• _Given data_:
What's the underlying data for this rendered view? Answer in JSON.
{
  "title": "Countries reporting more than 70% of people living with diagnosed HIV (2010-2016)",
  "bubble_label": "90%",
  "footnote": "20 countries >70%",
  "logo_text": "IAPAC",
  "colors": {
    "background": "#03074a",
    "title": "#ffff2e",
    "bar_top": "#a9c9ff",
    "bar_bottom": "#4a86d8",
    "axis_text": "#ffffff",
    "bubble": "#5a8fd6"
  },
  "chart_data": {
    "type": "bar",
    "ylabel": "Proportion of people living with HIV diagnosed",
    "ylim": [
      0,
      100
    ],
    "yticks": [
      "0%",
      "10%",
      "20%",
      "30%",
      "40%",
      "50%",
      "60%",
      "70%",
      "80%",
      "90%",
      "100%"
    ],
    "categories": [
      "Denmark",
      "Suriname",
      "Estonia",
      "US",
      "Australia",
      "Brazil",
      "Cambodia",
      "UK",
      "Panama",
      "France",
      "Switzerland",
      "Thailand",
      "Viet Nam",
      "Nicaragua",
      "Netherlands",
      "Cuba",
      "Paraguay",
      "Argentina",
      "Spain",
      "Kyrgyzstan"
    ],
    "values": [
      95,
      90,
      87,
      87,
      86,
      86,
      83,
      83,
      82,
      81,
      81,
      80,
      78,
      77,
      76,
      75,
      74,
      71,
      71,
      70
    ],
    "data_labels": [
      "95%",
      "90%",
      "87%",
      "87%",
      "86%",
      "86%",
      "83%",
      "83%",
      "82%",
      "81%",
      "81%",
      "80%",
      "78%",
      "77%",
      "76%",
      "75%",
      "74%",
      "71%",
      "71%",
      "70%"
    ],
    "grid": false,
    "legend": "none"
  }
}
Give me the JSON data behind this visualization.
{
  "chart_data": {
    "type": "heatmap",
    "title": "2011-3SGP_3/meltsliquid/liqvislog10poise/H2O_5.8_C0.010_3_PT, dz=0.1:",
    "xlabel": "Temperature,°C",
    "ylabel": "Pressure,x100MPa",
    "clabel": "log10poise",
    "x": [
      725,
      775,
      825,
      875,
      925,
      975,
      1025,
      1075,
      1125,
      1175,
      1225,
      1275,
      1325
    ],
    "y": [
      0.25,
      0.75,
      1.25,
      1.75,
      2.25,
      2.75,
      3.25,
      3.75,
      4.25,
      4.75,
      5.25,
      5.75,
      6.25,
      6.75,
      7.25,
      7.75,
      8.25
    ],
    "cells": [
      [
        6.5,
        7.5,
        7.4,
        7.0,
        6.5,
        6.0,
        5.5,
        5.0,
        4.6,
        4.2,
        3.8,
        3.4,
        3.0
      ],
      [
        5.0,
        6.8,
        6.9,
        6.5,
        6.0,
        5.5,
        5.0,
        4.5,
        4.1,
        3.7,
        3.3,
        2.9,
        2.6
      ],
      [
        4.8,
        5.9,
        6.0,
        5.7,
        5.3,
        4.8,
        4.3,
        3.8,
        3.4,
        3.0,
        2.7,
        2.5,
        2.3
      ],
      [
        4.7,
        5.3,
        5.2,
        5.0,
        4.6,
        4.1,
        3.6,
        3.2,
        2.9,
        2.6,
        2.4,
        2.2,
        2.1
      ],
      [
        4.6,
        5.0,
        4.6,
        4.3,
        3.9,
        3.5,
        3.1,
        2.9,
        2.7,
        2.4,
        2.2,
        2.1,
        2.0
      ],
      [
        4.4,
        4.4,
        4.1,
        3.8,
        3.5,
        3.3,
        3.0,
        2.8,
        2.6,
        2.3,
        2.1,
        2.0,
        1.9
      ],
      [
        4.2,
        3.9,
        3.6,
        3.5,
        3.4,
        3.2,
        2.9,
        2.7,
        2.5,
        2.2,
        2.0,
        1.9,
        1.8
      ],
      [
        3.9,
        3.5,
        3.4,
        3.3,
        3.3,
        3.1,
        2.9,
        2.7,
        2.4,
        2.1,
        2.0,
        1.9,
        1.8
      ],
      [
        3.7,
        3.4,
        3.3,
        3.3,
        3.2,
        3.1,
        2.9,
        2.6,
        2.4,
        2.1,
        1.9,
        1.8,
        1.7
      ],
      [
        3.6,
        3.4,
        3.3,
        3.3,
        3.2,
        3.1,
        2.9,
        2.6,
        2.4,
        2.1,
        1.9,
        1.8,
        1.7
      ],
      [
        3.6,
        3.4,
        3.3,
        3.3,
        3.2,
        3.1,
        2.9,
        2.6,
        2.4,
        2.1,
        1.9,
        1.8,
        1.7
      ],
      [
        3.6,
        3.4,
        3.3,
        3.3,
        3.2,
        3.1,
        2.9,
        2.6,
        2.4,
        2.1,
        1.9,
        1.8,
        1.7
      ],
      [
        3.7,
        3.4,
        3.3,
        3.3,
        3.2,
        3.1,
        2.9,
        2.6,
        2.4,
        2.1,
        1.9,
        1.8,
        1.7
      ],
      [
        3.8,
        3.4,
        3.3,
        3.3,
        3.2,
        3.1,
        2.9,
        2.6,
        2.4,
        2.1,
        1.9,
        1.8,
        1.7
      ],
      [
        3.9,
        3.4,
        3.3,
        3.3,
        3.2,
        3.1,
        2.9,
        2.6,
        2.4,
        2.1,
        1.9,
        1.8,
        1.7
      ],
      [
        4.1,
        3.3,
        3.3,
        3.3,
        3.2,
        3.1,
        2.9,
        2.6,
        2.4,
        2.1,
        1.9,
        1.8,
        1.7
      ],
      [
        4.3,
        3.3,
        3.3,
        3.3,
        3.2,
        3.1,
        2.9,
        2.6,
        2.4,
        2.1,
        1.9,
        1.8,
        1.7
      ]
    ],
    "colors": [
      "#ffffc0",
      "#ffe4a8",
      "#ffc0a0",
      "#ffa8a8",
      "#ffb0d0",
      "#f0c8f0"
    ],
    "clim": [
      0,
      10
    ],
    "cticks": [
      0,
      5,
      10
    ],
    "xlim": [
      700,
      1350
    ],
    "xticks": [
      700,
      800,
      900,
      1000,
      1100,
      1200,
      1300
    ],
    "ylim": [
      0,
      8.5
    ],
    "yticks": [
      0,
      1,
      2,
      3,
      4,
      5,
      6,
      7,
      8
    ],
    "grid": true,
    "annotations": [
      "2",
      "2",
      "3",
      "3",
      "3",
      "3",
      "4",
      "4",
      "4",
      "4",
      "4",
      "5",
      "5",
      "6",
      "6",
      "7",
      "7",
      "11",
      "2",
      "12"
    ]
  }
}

• _Challenge_: Each entry above needs to be retyped exactly.

• _Response below_:
What's the underlying data for this rendered view? Answer in JSON.
{
  "title": "Countries reporting more than 70% of people living with diagnosed HIV (2010-2016)",
  "bubble_label": "90%",
  "footnote": "20 countries >70%",
  "logo_text": "IAPAC",
  "colors": {
    "background": "#03074a",
    "title": "#ffff2e",
    "bar_top": "#a9c9ff",
    "bar_bottom": "#4a86d8",
    "axis_text": "#ffffff",
    "bubble": "#5a8fd6"
  },
  "chart_data": {
    "type": "bar",
    "ylabel": "Proportion of people living with HIV diagnosed",
    "ylim": [
      0,
      100
    ],
    "yticks": [
      "0%",
      "10%",
      "20%",
      "30%",
      "40%",
      "50%",
      "60%",
      "70%",
      "80%",
      "90%",
      "100%"
    ],
    "categories": [
      "Denmark",
      "Suriname",
      "Estonia",
      "US",
      "Australia",
      "Brazil",
      "Cambodia",
      "UK",
      "Panama",
      "France",
      "Switzerland",
      "Thailand",
      "Viet Nam",
      "Nicaragua",
      "Netherlands",
      "Cuba",
      "Paraguay",
      "Argentina",
      "Spain",
      "Kyrgyzstan"
    ],
    "values": [
      95,
      90,
      87,
      87,
      86,
      86,
      83,
      83,
      82,
      81,
      81,
      80,
      78,
      77,
      76,
      75,
      74,
      71,
      71,
      70
    ],
    "data_labels": [
      "95%",
      "90%",
      "87%",
      "87%",
      "86%",
      "86%",
      "83%",
      "83%",
      "82%",
      "81%",
      "81%",
      "80%",
      "78%",
      "77%",
      "76%",
      "75%",
      "74%",
      "71%",
      "71%",
      "70%"
    ],
    "grid": false,
    "legend": "none"
  }
}
Give me the JSON data behind this visualization.
{
  "chart_data": {
    "type": "heatmap",
    "title": "2011-3SGP_3/meltsliquid/liqvislog10poise/H2O_5.8_C0.010_3_PT, dz=0.1:",
    "xlabel": "Temperature,°C",
    "ylabel": "Pressure,x100MPa",
    "clabel": "log10poise",
    "x": [
      725,
      775,
      825,
      875,
      925,
      975,
      1025,
      1075,
      1125,
      1175,
      1225,
      1275,
      1325
    ],
    "y": [
      0.25,
      0.75,
      1.25,
      1.75,
      2.25,
      2.75,
      3.25,
      3.75,
      4.25,
      4.75,
      5.25,
      5.75,
      6.25,
      6.75,
      7.25,
      7.75,
      8.25
    ],
    "cells": [
      [
        6.5,
        7.5,
        7.4,
        7.0,
        6.5,
        6.0,
        5.5,
        5.0,
        4.6,
        4.2,
        3.8,
        3.4,
        3.0
      ],
      [
        5.0,
        6.8,
        6.9,
        6.5,
        6.0,
        5.5,
        5.0,
        4.5,
        4.1,
        3.7,
        3.3,
        2.9,
        2.6
      ],
      [
        4.8,
        5.9,
        6.0,
        5.7,
        5.3,
        4.8,
        4.3,
        3.8,
        3.4,
        3.0,
        2.7,
        2.5,
        2.3
      ],
      [
        4.7,
        5.3,
        5.2,
        5.0,
        4.6,
        4.1,
        3.6,
        3.2,
        2.9,
        2.6,
        2.4,
        2.2,
        2.1
      ],
      [
        4.6,
        5.0,
        4.6,
        4.3,
        3.9,
        3.5,
        3.1,
        2.9,
        2.7,
        2.4,
        2.2,
        2.1,
        2.0
      ],
      [
        4.4,
        4.4,
        4.1,
        3.8,
        3.5,
        3.3,
        3.0,
        2.8,
        2.6,
        2.3,
        2.1,
        2.0,
        1.9
      ],
      [
        4.2,
        3.9,
        3.6,
        3.5,
        3.4,
        3.2,
        2.9,
        2.7,
        2.5,
        2.2,
        2.0,
        1.9,
        1.8
      ],
      [
        3.9,
        3.5,
        3.4,
        3.3,
        3.3,
        3.1,
        2.9,
        2.7,
        2.4,
        2.1,
        2.0,
        1.9,
        1.8
      ],
      [
        3.7,
        3.4,
        3.3,
        3.3,
        3.2,
        3.1,
        2.9,
        2.6,
        2.4,
        2.1,
        1.9,
        1.8,
        1.7
      ],
      [
        3.6,
        3.4,
        3.3,
        3.3,
        3.2,
        3.1,
        2.9,
        2.6,
        2.4,
        2.1,
        1.9,
        1.8,
        1.7
      ],
      [
        3.6,
        3.4,
        3.3,
        3.3,
        3.2,
        3.1,
        2.9,
        2.6,
        2.4,
        2.1,
        1.9,
        1.8,
        1.7
      ],
      [
        3.6,
        3.4,
        3.3,
        3.3,
        3.2,
        3.1,
        2.9,
        2.6,
        2.4,
        2.1,
        1.9,
        1.8,
        1.7
      ],
      [
        3.7,
        3.4,
        3.3,
        3.3,
        3.2,
        3.1,
        2.9,
        2.6,
        2.4,
        2.1,
        1.9,
        1.8,
        1.7
      ],
      [
        3.8,
        3.4,
        3.3,
        3.3,
        3.2,
        3.1,
        2.9,
        2.6,
        2.4,
        2.1,
        1.9,
        1.8,
        1.7
      ],
      [
        3.9,
        3.4,
        3.3,
        3.3,
        3.2,
        3.1,
        2.9,
        2.6,
        2.4,
        2.1,
        1.9,
        1.8,
        1.7
      ],
      [
        4.1,
        3.3,
        3.3,
        3.3,
        3.2,
        3.1,
        2.9,
        2.6,
        2.4,
        2.1,
        1.9,
        1.8,
        1.7
      ],
      [
        4.3,
        3.3,
        3.3,
        3.3,
        3.2,
        3.1,
        2.9,
        2.6,
        2.4,
        2.1,
        1.9,
        1.8,
        1.7
      ]
    ],
    "colors": [
      "#ffffc0",
      "#ffe4a8",
      "#ffc0a0",
      "#ffa8a8",
      "#ffb0d0",
      "#f0c8f0"
    ],
    "clim": [
      0,
      10
    ],
    "cticks": [
      0,
      5,
      10
    ],
    "xlim": [
      700,
      1350
    ],
    "xticks": [
      700,
      800,
      900,
      1000,
      1100,
      1200,
      1300
    ],
    "ylim": [
      0,
      8.5
    ],
    "yticks": [
      0,
      1,
      2,
      3,
      4,
      5,
      6,
      7,
      8
    ],
    "grid": true,
    "annotations": [
      "2",
      "2",
      "3",
      "3",
      "3",
      "3",
      "4",
      "4",
      "4",
      "4",
      "4",
      "5",
      "5",
      "6",
      "6",
      "7",
      "7",
      "11",
      "2",
      "12"
    ]
  }
}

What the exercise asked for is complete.